Output all the data exactly. Pictures do not belong in the copy.

______

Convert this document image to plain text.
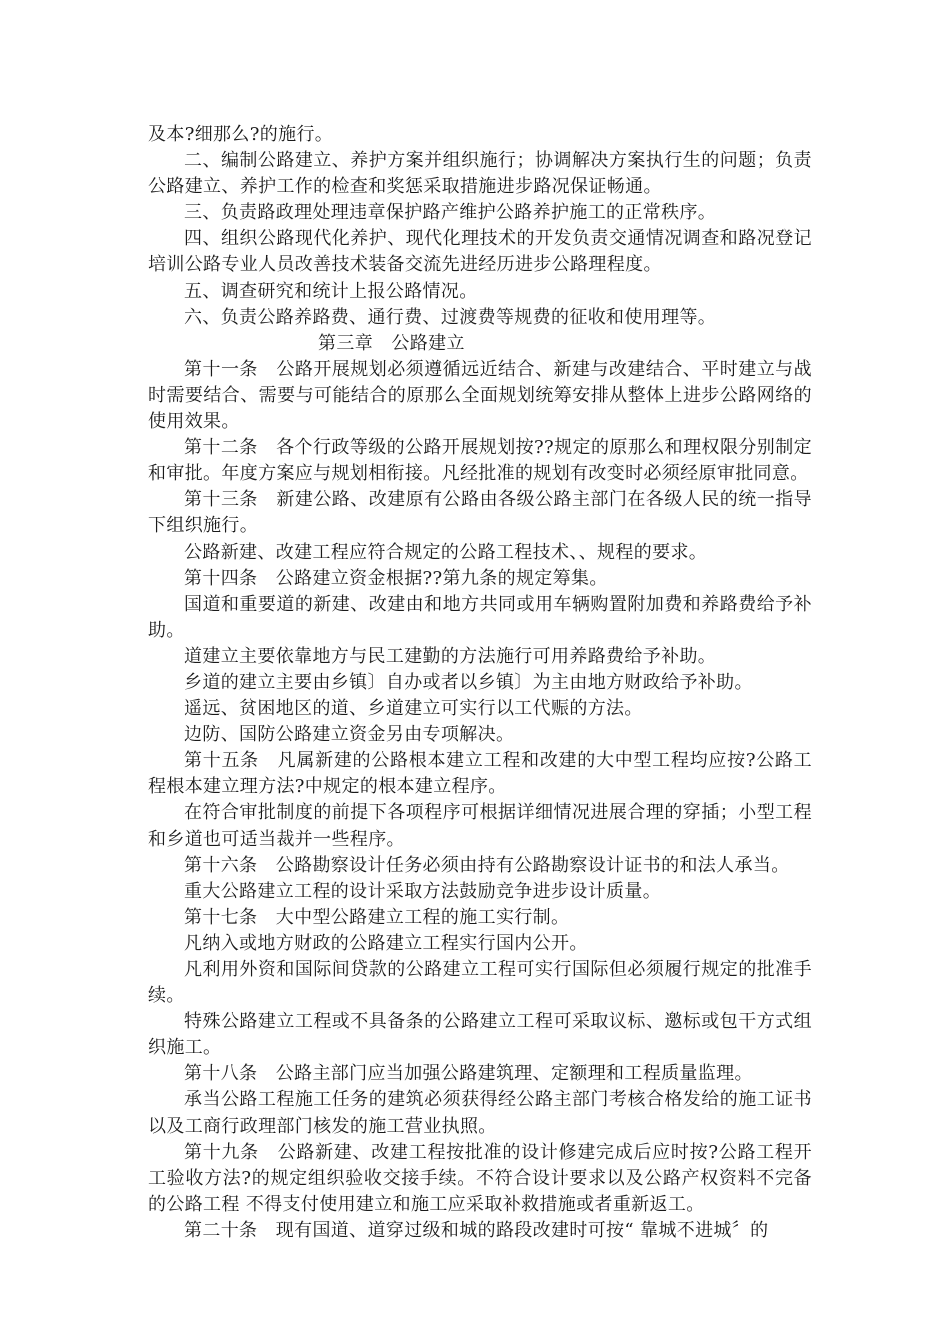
及本?细那么?的施行。

二、编制公路建立、养护方案并组织施行；协调解决方案执行生的问题；负责公路建立、养护工作的检查和奖惩采取措施进步路况保证畅通。

三、负责路政理处理违章保护路产维护公路养护施工的正常秩序。

四、组织公路现代化养护、现代化理技术的开发负责交通情况调查和路况登记培训公路专业人员改善技术装备交流先进经历进步公路理程度。

五、调查研究和统计上报公路情况。

六、负责公路养路费、通行费、过渡费等规费的征收和使用理等。

第三章　公路建立

第十一条　公路开展规划必须遵循远近结合、新建与改建结合、平时建立与战时需要结合、需要与可能结合的原那么全面规划统筹安排从整体上进步公路网络的使用效果。

第十二条　各个行政等级的公路开展规划按??规定的原那么和理权限分别制定和审批。年度方案应与规划相衔接。凡经批准的规划有改变时必须经原审批同意。

第十三条　新建公路、改建原有公路由各级公路主部门在各级人民的统一指导下组织施行。

公路新建、改建工程应符合规定的公路工程技术、、规程的要求。

第十四条　公路建立资金根据??第九条的规定筹集。

国道和重要道的新建、改建由和地方共同或用车辆购置附加费和养路费给予补助。

道建立主要依靠地方与民工建勤的方法施行可用养路费给予补助。

乡道的建立主要由乡镇〕自办或者以乡镇〕为主由地方财政给予补助。

遥远、贫困地区的道、乡道建立可实行以工代赈的方法。

边防、国防公路建立资金另由专项解决。

第十五条　凡属新建的公路根本建立工程和改建的大中型工程均应按?公路工程根本建立理方法?中规定的根本建立程序。

在符合审批制度的前提下各项程序可根据详细情况进展合理的穿插；小型工程和乡道也可适当裁并一些程序。

第十六条　公路勘察设计任务必须由持有公路勘察设计证书的和法人承当。

重大公路建立工程的设计采取方法鼓励竞争进步设计质量。

第十七条　大中型公路建立工程的施工实行制。

凡纳入或地方财政的公路建立工程实行国内公开。

凡利用外资和国际间贷款的公路建立工程可实行国际但必须履行规定的批准手续。

特殊公路建立工程或不具备条的公路建立工程可采取议标、邀标或包干方式组织施工。

第十八条　公路主部门应当加强公路建筑理、定额理和工程质量监理。

承当公路工程施工任务的建筑必须获得经公路主部门考核合格发给的施工证书 以及工商行政理部门核发的施工营业执照。

第十九条　公路新建、改建工程按批准的设计修建完成后应时按?公路工程开工验收方法?的规定组织验收交接手续。不符合设计要求以及公路产权资料不完备的公路工程 不得支付使用建立和施工应采取补救措施或者重新返工。

第二十条　现有国道、道穿过级和城的路段改建时可按“ 靠城不进城〞的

______

__Reply__
Convert this document image to plain text.
及本?细那么?的施行。

二、编制公路建立、养护方案并组织施行；协调解决方案执行生的问题；负责公路建立、养护工作的检查和奖惩采取措施进步路况保证畅通。

三、负责路政理处理违章保护路产维护公路养护施工的正常秩序。

四、组织公路现代化养护、现代化理技术的开发负责交通情况调查和路况登记培训公路专业人员改善技术装备交流先进经历进步公路理程度。

五、调查研究和统计上报公路情况。

六、负责公路养路费、通行费、过渡费等规费的征收和使用理等。

第三章　公路建立

第十一条　公路开展规划必须遵循远近结合、新建与改建结合、平时建立与战时需要结合、需要与可能结合的原那么全面规划统筹安排从整体上进步公路网络的使用效果。

第十二条　各个行政等级的公路开展规划按??规定的原那么和理权限分别制定和审批。年度方案应与规划相衔接。凡经批准的规划有改变时必须经原审批同意。

第十三条　新建公路、改建原有公路由各级公路主部门在各级人民的统一指导下组织施行。

公路新建、改建工程应符合规定的公路工程技术、、规程的要求。

第十四条　公路建立资金根据??第九条的规定筹集。

国道和重要道的新建、改建由和地方共同或用车辆购置附加费和养路费给予补助。

道建立主要依靠地方与民工建勤的方法施行可用养路费给予补助。

乡道的建立主要由乡镇〕自办或者以乡镇〕为主由地方财政给予补助。

遥远、贫困地区的道、乡道建立可实行以工代赈的方法。

边防、国防公路建立资金另由专项解决。

第十五条　凡属新建的公路根本建立工程和改建的大中型工程均应按?公路工程根本建立理方法?中规定的根本建立程序。

在符合审批制度的前提下各项程序可根据详细情况进展合理的穿插；小型工程和乡道也可适当裁并一些程序。

第十六条　公路勘察设计任务必须由持有公路勘察设计证书的和法人承当。

重大公路建立工程的设计采取方法鼓励竞争进步设计质量。

第十七条　大中型公路建立工程的施工实行制。

凡纳入或地方财政的公路建立工程实行国内公开。

凡利用外资和国际间贷款的公路建立工程可实行国际但必须履行规定的批准手续。

特殊公路建立工程或不具备条的公路建立工程可采取议标、邀标或包干方式组织施工。

第十八条　公路主部门应当加强公路建筑理、定额理和工程质量监理。

承当公路工程施工任务的建筑必须获得经公路主部门考核合格发给的施工证书 以及工商行政理部门核发的施工营业执照。

第十九条　公路新建、改建工程按批准的设计修建完成后应时按?公路工程开工验收方法?的规定组织验收交接手续。不符合设计要求以及公路产权资料不完备的公路工程 不得支付使用建立和施工应采取补救措施或者重新返工。

第二十条　现有国道、道穿过级和城的路段改建时可按“ 靠城不进城〞的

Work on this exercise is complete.